* START RECORDS PROVIDED *

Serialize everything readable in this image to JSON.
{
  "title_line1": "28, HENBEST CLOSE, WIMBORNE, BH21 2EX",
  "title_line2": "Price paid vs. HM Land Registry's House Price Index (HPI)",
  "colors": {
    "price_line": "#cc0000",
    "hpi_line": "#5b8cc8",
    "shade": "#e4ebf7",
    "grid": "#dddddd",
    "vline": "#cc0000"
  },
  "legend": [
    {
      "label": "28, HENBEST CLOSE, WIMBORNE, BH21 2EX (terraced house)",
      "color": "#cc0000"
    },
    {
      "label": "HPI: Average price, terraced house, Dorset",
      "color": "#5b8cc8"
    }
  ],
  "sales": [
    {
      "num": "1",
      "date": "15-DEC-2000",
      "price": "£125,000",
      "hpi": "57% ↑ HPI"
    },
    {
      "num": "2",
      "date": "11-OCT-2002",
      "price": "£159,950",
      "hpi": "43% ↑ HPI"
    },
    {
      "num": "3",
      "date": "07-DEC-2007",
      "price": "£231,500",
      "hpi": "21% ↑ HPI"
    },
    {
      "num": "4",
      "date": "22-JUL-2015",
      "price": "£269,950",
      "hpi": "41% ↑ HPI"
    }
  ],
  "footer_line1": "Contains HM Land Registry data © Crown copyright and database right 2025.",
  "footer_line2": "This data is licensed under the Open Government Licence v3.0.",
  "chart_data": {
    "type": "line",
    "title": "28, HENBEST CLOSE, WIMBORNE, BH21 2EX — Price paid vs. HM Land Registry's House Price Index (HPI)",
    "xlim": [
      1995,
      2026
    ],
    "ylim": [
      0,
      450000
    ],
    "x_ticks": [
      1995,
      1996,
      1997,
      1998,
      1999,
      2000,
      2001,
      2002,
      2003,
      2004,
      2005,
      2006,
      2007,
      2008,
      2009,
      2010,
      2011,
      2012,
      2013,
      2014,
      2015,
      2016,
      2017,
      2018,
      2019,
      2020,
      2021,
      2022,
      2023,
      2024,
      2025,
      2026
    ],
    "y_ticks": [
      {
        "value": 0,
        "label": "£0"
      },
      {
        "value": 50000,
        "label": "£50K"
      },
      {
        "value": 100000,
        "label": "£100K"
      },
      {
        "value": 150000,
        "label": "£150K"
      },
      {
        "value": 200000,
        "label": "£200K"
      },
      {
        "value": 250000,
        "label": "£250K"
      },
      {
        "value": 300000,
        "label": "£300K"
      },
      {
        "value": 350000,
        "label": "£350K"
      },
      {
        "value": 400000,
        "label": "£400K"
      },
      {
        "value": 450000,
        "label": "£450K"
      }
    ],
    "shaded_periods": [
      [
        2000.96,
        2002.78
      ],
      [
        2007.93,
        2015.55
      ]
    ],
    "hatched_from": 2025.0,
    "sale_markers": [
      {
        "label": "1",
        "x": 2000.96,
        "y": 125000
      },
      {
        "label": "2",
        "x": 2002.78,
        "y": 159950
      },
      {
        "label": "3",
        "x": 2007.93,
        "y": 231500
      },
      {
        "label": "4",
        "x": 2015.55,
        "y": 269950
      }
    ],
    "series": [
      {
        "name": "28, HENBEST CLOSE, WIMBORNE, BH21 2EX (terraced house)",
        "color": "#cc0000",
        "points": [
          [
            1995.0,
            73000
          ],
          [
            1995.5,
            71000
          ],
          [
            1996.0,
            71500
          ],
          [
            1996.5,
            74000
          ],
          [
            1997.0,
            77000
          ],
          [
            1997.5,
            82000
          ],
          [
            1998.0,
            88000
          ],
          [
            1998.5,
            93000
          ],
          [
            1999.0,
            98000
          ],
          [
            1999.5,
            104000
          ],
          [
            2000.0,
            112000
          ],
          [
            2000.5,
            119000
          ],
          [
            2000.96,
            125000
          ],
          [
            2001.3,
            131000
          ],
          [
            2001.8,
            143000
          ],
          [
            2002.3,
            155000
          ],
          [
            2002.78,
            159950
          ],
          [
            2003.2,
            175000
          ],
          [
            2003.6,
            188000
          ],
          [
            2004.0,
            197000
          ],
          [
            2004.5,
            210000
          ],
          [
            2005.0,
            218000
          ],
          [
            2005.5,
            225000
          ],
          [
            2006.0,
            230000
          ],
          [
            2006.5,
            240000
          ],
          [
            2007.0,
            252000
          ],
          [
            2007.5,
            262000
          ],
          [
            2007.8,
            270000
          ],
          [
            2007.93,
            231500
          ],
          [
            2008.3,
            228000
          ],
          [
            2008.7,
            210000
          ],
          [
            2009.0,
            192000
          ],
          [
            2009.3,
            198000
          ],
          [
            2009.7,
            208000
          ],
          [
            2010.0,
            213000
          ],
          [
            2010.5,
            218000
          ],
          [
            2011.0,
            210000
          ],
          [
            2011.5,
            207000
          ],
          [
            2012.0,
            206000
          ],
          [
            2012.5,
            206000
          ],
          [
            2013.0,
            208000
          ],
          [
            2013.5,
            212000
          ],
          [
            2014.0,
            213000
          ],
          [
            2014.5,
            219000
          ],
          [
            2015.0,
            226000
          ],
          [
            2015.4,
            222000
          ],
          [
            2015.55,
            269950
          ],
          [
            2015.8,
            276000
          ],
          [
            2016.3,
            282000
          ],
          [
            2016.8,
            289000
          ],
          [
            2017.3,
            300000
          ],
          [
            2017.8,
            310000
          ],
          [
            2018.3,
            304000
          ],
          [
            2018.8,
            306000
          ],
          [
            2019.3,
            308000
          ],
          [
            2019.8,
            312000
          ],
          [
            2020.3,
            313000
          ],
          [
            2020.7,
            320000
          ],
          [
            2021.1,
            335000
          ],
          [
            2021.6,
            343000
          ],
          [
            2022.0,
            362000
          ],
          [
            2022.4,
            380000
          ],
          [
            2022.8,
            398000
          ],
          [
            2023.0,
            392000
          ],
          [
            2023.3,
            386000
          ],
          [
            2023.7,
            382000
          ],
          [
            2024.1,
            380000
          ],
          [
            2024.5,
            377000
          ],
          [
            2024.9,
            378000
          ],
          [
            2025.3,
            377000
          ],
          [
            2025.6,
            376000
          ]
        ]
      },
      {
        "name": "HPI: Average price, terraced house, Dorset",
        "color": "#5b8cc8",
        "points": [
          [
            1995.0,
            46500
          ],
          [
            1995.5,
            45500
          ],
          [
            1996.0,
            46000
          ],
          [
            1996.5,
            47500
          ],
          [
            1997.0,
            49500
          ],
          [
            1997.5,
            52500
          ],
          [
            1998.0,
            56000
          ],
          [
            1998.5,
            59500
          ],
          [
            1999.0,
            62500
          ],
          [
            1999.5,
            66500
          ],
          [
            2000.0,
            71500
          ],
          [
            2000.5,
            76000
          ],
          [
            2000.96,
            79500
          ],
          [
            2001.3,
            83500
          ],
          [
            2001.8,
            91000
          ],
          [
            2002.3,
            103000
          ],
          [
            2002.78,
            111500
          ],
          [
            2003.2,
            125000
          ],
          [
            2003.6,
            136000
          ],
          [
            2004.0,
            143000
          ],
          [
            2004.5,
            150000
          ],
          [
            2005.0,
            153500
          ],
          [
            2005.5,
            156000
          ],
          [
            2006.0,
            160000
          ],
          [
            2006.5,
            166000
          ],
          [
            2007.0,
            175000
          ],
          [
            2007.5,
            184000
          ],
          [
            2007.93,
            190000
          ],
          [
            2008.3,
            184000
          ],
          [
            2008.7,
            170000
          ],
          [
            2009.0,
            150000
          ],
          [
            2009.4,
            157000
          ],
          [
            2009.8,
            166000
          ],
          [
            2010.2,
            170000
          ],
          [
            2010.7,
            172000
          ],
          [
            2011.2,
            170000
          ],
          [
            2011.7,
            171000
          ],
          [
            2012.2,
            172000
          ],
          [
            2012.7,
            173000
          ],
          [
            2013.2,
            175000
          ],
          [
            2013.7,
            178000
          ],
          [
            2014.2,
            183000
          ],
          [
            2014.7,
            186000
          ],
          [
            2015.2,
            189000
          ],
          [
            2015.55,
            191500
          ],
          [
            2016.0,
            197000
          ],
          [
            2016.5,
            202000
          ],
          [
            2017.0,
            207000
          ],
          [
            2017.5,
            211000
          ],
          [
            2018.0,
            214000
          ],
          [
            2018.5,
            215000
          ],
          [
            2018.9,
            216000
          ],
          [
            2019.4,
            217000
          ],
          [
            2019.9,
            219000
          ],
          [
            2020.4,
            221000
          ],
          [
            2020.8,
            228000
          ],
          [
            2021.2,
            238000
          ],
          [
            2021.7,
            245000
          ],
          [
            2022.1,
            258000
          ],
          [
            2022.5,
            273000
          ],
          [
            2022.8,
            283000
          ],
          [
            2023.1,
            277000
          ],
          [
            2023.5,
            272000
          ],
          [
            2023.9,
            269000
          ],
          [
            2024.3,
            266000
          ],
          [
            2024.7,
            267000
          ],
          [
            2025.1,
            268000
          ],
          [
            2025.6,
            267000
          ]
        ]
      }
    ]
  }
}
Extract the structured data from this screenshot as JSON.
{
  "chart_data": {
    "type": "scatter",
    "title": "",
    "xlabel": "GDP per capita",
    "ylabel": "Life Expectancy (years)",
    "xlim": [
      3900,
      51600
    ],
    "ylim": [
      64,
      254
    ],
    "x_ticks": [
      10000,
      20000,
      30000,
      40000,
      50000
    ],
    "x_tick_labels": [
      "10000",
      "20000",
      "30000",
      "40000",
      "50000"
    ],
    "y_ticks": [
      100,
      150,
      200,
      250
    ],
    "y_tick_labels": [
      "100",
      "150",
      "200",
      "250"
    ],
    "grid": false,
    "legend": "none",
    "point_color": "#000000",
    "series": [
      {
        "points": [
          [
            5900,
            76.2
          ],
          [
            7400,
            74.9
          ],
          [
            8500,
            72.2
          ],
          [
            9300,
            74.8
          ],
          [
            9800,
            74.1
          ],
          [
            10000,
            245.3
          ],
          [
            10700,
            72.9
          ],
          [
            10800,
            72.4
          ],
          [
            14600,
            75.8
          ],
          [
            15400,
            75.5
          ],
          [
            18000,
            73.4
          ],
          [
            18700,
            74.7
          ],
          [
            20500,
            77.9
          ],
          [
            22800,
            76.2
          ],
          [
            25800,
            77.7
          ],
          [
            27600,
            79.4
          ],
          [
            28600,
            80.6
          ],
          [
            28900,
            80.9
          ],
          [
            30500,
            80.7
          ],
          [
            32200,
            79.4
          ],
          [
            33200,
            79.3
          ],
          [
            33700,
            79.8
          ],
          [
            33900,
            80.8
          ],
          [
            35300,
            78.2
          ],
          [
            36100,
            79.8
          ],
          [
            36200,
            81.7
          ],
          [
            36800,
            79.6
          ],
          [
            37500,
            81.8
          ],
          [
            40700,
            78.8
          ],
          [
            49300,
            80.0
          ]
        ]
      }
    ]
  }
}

* END RECORDS PROVIDED *

◆ GIVEN EXERCISE ◆
Pull out every line above that holds the word "Registry".

◆ RESPONSE ◆
  "title_line2": "Price paid vs. HM Land Registry's House Price Index (HPI)",
  "footer_line1": "Contains HM Land Registry data © Crown copyright and database right 2025.",
    "title": "28, HENBEST CLOSE, WIMBORNE, BH21 2EX — Price paid vs. HM Land Registry's House Price Index (HPI)",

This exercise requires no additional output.